The output should consist solely of the line containing "Type out the text in this image." and the lines that follow it through the end of the data below.
— START SUPPLIED INFORMATION —
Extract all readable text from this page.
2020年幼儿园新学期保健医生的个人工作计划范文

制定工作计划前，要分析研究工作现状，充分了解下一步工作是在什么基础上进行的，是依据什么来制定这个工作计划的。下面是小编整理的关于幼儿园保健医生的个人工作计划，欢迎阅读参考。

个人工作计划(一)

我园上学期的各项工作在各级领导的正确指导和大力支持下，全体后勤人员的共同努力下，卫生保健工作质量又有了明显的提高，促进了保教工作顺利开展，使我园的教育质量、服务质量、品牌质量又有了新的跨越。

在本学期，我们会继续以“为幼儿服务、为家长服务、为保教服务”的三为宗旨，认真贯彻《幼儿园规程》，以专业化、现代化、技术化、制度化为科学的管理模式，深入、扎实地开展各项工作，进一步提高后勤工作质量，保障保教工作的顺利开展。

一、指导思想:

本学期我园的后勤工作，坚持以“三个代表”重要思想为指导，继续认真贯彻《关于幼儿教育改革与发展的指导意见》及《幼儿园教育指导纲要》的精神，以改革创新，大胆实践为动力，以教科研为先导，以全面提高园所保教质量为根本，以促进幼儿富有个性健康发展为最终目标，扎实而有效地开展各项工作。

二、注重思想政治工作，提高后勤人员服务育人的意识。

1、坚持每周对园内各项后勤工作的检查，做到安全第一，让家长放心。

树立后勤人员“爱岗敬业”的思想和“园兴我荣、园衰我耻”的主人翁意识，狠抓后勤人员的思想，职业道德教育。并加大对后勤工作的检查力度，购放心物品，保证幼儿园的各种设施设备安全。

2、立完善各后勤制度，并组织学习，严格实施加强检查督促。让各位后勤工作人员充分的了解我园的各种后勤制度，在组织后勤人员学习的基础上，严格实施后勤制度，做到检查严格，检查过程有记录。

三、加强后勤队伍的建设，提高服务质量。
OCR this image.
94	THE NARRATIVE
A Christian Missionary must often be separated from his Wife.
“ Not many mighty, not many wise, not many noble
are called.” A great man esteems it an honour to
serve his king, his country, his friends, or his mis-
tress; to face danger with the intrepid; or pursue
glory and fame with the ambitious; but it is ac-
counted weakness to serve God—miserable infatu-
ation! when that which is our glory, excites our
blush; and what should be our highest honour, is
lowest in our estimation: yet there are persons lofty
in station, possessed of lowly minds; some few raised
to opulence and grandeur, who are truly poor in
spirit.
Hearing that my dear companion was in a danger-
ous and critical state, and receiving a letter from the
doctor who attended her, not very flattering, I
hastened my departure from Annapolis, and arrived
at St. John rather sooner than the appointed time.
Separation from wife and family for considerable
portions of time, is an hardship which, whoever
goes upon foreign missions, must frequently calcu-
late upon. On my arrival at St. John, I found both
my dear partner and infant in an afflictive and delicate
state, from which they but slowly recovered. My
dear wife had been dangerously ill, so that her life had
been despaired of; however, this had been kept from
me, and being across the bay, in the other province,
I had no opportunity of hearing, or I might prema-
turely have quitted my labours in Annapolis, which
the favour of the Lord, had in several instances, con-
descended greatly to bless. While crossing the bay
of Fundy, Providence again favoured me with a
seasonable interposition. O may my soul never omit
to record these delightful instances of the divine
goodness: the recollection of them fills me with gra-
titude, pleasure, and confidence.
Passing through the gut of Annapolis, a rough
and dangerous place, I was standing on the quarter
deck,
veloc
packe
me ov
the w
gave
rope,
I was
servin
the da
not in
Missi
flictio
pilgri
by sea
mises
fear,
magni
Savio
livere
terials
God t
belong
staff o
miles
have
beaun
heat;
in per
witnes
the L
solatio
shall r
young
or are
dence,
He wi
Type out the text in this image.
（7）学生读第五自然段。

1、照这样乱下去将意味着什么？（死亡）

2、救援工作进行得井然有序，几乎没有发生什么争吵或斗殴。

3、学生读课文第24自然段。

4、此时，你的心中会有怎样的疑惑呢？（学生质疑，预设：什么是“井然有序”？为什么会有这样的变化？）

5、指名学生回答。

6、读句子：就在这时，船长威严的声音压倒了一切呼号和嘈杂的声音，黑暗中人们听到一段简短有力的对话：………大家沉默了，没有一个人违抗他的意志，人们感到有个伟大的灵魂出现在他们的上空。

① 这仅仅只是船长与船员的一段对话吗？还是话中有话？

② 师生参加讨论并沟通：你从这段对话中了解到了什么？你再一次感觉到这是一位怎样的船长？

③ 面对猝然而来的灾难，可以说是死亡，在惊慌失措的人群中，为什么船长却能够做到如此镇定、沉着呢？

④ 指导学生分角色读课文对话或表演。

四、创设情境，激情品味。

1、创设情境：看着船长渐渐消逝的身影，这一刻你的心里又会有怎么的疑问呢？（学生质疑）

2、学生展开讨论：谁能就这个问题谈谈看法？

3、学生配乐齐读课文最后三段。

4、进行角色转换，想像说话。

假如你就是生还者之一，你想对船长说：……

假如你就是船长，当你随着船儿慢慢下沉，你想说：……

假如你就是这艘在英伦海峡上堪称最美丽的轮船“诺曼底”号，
— END SUPPLIED INFORMATION —
_EXERCISE OUTPUT_
Type out the text in this image.
（7）学生读第五自然段。

1、照这样乱下去将意味着什么？（死亡）

2、救援工作进行得井然有序，几乎没有发生什么争吵或斗殴。

3、学生读课文第24自然段。

4、此时，你的心中会有怎样的疑惑呢？（学生质疑，预设：什么是“井然有序”？为什么会有这样的变化？）

5、指名学生回答。

6、读句子：就在这时，船长威严的声音压倒了一切呼号和嘈杂的声音，黑暗中人们听到一段简短有力的对话：………大家沉默了，没有一个人违抗他的意志，人们感到有个伟大的灵魂出现在他们的上空。

① 这仅仅只是船长与船员的一段对话吗？还是话中有话？

② 师生参加讨论并沟通：你从这段对话中了解到了什么？你再一次感觉到这是一位怎样的船长？

③ 面对猝然而来的灾难，可以说是死亡，在惊慌失措的人群中，为什么船长却能够做到如此镇定、沉着呢？

④ 指导学生分角色读课文对话或表演。

四、创设情境，激情品味。

1、创设情境：看着船长渐渐消逝的身影，这一刻你的心里又会有怎么的疑问呢？（学生质疑）

2、学生展开讨论：谁能就这个问题谈谈看法？

3、学生配乐齐读课文最后三段。

4、进行角色转换，想像说话。

假如你就是生还者之一，你想对船长说：……

假如你就是船长，当你随着船儿慢慢下沉，你想说：……

假如你就是这艘在英伦海峡上堪称最美丽的轮船“诺曼底”号，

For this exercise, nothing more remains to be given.